-- begin PASSAGE SHOWN --

However, before fans can follow their many unexpected and unsettling adventures through Europe, season 3 opens with a waking nightmare inspired by the real-life Hart family massacre, which Murai describes as a tone-setter for the remaining nine episodes.
[Warning: Spoilers for the first two episodes, “Three Slaps” and “Sinterklaas Is Coming to Town,” of Atlanta season 3.]
After opening with a white man explaining the concept of whiteness, the episode then follows Loquareeous (Christopher Farrar) who unexpectedly gets separated from his family by child services and placed in a foster home with a white lesbian couple, Gayle (Jamie Neumann) and Amber (Laura Dreyfuss), who are also caring for three other, young Black children.
It’s not long before Loquareeous, renamed Larry by his new mothers, realizes that he’s in an abusive and neglectful household and is determined to get out. After failing to convince a cop he’s in danger, someone from child services finally comes by the home. However, the couple quickly gets rid of her and then decides to run away with the kids.
During a brief break at a roadside rest stop, Loquareeous is able to sneak him and the other kids out of the van, which the mothers are planning to drive off the bridge in a murder-suicide, similar to what happened in 2018 when Jennifer and Sarah Hart drove their vehicle with their six adopted children off a cliff in Mendocino County, California.
The episode ends with Earn (Glover) waking up in a hotel in Copenhagen, Denmark, setting a jarring vibe for the rest of the season set overseas.
“That’s something that Donald brought in kind of late [in the process],” Murai says. “He wanted to do, like, a scene-setter or a tone-setter for the season. And we always knew that this season wanted to be a ghost story of some kind. So, we took some cues from the Twilight Zone movie, you know, and started with a little bit of a jump scare.”
“Dreams are very pivotal and they are like emotional memoirs we’re having,” Donald Glover adds. “So, I think starting it on something scary – cause fear and laughter are very closely related – I just like that feeling.”

-- end PASSAGE SHOWN --
-- begin RAW DATA --

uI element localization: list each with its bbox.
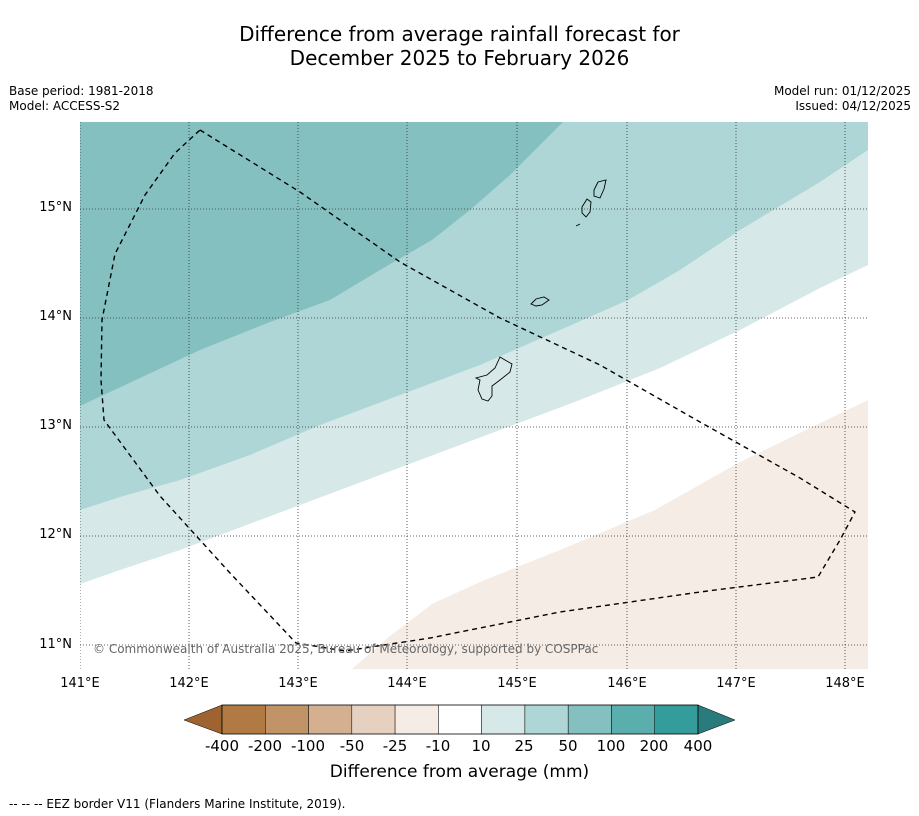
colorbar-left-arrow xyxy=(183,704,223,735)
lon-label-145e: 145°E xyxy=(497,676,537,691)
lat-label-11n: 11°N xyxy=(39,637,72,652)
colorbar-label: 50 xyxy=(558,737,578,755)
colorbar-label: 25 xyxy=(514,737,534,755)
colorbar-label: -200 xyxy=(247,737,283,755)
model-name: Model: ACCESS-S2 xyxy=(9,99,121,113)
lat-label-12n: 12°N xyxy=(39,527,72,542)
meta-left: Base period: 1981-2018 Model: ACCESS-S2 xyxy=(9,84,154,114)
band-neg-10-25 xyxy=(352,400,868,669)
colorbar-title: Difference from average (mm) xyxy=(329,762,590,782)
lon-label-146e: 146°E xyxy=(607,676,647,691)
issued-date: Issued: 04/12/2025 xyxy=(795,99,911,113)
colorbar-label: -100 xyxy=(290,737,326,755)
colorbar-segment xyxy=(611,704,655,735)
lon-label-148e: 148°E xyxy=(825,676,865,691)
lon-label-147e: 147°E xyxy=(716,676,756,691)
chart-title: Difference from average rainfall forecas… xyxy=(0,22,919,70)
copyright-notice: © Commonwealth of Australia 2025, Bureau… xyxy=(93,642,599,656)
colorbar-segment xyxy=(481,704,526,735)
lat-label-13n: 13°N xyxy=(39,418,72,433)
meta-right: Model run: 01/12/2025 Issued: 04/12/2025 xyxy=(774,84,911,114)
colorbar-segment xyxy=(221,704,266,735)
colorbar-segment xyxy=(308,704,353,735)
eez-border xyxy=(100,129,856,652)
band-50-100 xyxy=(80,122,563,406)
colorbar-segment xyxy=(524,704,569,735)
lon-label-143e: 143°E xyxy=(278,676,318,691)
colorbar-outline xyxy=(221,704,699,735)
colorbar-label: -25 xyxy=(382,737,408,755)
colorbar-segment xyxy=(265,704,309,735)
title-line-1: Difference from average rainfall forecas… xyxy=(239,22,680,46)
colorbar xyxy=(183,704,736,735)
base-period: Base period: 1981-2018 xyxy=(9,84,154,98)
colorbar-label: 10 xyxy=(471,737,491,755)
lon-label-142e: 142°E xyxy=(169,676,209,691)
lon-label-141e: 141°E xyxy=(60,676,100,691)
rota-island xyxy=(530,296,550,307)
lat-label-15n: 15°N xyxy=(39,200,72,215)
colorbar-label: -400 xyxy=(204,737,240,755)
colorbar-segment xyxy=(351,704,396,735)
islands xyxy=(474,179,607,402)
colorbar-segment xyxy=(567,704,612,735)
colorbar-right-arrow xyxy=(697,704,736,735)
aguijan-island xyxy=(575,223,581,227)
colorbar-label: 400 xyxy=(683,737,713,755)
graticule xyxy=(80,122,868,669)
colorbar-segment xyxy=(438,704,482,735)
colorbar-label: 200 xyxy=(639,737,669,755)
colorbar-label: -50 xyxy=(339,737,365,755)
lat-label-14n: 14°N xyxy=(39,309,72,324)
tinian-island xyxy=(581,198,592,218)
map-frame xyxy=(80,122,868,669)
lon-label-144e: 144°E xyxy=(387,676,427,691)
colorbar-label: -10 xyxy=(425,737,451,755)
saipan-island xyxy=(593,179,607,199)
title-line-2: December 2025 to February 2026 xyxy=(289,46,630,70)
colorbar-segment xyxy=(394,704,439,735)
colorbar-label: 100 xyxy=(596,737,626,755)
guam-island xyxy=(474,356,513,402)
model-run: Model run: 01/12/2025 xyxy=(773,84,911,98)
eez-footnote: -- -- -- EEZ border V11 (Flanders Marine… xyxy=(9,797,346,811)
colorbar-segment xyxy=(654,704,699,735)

-- end RAW DATA --

- **WHAT THE TASK REQUIRES**: Reproduce the Atlanta passage in full, word for word. These rows are separate material, apart from the Atlanta passage.

- **WRITTEN REPLY**:
However, before fans can follow their many unexpected and unsettling adventures through Europe, season 3 opens with a waking nightmare inspired by the real-life Hart family massacre, which Murai describes as a tone-setter for the remaining nine episodes.
[Warning: Spoilers for the first two episodes, “Three Slaps” and “Sinterklaas Is Coming to Town,” of Atlanta season 3.]
After opening with a white man explaining the concept of whiteness, the episode then follows Loquareeous (Christopher Farrar) who unexpectedly gets separated from his family by child services and placed in a foster home with a white lesbian couple, Gayle (Jamie Neumann) and Amber (Laura Dreyfuss), who are also caring for three other, young Black children.
It’s not long before Loquareeous, renamed Larry by his new mothers, realizes that he’s in an abusive and neglectful household and is determined to get out. After failing to convince a cop he’s in danger, someone from child services finally comes by the home. However, the couple quickly gets rid of her and then decides to run away with the kids.
During a brief break at a roadside rest stop, Loquareeous is able to sneak him and the other kids out of the van, which the mothers are planning to drive off the bridge in a murder-suicide, similar to what happened in 2018 when Jennifer and Sarah Hart drove their vehicle with their six adopted children off a cliff in Mendocino County, California.
The episode ends with Earn (Glover) waking up in a hotel in Copenhagen, Denmark, setting a jarring vibe for the rest of the season set overseas.
“That’s something that Donald brought in kind of late [in the process],” Murai says. “He wanted to do, like, a scene-setter or a tone-setter for the season. And we always knew that this season wanted to be a ghost story of some kind. So, we took some cues from the Twilight Zone movie, you know, and started with a little bit of a jump scare.”
“Dreams are very pivotal and they are like emotional memoirs we’re having,” Donald Glover adds. “So, I think starting it on something scary – cause fear and laughter are very closely related – I just like that feeling.”